--- WHAT TO PRODUCE ---
Locate every line in the material below that has the word "CTRL". Copy each of those lines.

--- EXERCISE MATERIAL ---
· · · ·

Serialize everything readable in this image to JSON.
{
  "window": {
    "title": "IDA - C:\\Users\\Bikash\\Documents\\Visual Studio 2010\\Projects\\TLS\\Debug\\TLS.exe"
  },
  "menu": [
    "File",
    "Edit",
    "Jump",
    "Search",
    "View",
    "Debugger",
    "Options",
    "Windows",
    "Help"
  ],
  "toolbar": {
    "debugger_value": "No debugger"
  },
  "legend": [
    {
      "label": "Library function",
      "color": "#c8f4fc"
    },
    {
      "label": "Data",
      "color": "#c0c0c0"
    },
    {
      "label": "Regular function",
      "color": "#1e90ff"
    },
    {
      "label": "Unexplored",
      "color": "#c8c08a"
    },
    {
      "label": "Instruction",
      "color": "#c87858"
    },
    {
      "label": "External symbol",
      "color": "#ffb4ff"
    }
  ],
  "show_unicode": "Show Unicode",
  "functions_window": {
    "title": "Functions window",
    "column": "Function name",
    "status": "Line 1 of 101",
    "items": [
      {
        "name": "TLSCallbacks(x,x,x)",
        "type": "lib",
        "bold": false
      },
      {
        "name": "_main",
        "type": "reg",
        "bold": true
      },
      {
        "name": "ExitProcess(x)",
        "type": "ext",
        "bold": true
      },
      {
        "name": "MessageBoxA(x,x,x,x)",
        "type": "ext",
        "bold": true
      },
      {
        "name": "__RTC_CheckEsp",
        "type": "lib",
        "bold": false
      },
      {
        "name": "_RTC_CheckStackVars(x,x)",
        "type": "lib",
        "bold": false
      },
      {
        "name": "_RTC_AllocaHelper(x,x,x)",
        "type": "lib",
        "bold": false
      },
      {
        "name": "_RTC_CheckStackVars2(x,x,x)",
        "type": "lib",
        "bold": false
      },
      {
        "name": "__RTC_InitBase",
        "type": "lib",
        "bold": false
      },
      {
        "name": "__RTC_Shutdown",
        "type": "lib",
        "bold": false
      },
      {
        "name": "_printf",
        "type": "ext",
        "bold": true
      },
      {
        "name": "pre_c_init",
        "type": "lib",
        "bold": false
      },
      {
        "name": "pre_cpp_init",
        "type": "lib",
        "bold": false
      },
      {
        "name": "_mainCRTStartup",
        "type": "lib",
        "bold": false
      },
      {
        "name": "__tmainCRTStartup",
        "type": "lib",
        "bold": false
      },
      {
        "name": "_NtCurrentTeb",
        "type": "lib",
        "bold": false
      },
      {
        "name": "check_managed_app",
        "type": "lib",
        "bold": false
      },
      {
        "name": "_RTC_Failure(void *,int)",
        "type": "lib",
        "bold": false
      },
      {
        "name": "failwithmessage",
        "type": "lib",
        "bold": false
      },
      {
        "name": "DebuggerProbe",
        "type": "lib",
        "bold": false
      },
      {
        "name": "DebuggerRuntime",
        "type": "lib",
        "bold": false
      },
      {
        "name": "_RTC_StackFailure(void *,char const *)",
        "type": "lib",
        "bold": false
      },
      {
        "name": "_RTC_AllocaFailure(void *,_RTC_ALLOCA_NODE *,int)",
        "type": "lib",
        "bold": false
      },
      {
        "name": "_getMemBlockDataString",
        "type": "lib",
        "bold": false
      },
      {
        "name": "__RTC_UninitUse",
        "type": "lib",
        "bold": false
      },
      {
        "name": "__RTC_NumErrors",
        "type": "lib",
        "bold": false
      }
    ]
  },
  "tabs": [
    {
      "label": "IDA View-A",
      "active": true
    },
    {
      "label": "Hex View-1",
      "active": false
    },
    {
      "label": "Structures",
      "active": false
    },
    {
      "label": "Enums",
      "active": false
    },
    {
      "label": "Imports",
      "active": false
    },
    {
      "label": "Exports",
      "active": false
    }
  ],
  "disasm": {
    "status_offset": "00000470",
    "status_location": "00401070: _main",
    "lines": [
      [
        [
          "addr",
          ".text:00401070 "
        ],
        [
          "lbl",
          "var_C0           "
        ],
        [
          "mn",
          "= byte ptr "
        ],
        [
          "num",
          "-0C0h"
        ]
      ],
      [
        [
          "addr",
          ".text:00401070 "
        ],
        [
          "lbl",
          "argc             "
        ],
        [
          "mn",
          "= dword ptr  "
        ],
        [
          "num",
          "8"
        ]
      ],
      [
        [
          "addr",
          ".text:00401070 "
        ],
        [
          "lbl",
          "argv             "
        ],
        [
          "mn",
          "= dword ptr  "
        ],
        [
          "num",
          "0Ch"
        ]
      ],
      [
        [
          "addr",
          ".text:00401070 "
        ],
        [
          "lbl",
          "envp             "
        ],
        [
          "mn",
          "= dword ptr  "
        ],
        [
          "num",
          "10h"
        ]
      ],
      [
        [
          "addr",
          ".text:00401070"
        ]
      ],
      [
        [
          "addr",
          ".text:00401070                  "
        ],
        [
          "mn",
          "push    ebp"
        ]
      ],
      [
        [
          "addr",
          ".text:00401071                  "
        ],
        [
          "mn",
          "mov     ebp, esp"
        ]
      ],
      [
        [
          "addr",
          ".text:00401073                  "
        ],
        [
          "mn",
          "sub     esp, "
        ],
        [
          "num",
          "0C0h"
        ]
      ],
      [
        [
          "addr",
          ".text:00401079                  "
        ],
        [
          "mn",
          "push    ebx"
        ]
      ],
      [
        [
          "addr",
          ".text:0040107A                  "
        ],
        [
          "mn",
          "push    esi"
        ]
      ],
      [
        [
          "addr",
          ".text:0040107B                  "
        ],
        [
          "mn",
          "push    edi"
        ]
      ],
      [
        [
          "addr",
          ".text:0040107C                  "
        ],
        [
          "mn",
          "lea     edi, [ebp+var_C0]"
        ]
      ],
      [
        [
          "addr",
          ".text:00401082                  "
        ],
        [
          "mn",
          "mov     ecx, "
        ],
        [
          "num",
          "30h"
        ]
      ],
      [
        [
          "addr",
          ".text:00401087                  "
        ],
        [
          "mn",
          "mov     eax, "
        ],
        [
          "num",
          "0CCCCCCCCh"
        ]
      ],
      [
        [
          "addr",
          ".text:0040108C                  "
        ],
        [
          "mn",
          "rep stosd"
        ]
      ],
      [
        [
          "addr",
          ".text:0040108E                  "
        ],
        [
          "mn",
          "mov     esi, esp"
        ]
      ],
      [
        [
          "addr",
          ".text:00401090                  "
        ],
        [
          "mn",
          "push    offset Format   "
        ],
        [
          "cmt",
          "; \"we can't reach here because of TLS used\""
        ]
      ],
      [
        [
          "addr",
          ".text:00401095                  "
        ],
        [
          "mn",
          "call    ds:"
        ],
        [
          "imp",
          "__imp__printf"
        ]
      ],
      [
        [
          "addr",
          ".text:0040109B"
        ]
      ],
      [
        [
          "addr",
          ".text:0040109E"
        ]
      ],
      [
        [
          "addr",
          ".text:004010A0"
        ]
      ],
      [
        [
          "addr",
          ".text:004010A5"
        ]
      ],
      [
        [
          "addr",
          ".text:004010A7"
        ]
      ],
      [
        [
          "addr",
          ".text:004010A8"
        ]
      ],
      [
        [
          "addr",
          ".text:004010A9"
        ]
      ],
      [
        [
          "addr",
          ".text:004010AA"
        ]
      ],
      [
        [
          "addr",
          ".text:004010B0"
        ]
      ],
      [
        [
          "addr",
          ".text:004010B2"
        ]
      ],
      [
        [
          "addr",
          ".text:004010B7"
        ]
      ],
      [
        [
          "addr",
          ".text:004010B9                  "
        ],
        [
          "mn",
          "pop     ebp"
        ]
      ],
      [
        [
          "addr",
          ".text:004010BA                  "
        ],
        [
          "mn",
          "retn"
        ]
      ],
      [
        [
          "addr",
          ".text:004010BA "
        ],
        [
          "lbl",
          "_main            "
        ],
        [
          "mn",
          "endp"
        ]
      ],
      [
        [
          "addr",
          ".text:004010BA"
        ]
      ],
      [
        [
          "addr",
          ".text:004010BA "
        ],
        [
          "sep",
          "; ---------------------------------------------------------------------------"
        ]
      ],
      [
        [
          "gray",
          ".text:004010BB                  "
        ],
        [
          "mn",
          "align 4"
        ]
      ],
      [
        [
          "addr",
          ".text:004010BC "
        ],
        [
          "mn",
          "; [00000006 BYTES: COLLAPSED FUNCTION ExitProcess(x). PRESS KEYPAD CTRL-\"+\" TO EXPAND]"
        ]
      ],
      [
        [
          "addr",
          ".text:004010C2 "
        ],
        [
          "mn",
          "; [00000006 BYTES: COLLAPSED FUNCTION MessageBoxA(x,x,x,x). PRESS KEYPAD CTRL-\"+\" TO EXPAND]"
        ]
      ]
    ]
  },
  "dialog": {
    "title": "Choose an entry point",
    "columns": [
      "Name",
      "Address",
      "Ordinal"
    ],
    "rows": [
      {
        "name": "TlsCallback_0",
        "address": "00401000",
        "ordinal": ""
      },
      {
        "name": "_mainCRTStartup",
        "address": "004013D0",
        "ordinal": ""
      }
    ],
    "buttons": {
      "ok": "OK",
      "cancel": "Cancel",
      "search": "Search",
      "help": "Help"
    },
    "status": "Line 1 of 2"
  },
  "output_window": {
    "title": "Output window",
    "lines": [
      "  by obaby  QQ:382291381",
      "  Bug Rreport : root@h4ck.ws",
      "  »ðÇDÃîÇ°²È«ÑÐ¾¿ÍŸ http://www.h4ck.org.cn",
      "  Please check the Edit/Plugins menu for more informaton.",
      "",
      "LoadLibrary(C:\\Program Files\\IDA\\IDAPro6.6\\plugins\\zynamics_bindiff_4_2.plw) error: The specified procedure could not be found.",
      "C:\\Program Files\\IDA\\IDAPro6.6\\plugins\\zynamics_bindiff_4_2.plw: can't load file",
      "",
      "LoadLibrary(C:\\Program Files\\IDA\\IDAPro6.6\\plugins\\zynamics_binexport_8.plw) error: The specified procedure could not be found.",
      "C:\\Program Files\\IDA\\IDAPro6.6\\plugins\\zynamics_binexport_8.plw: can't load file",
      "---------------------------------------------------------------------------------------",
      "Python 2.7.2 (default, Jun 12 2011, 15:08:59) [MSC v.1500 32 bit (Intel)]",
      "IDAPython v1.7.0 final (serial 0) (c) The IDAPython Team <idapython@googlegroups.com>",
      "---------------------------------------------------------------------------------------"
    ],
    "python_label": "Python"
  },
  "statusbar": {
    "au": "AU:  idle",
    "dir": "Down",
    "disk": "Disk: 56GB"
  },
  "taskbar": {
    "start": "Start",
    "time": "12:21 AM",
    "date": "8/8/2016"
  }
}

· · · ·

--- SOLUTION TO THE PROBLEM ---
          "; [00000006 BYTES: COLLAPSED FUNCTION ExitProcess(x). PRESS KEYPAD CTRL-\"+\" TO EXPAND]"
          "; [00000006 BYTES: COLLAPSED FUNCTION MessageBoxA(x,x,x,x). PRESS KEYPAD CTRL-\"+\" TO EXPAND]"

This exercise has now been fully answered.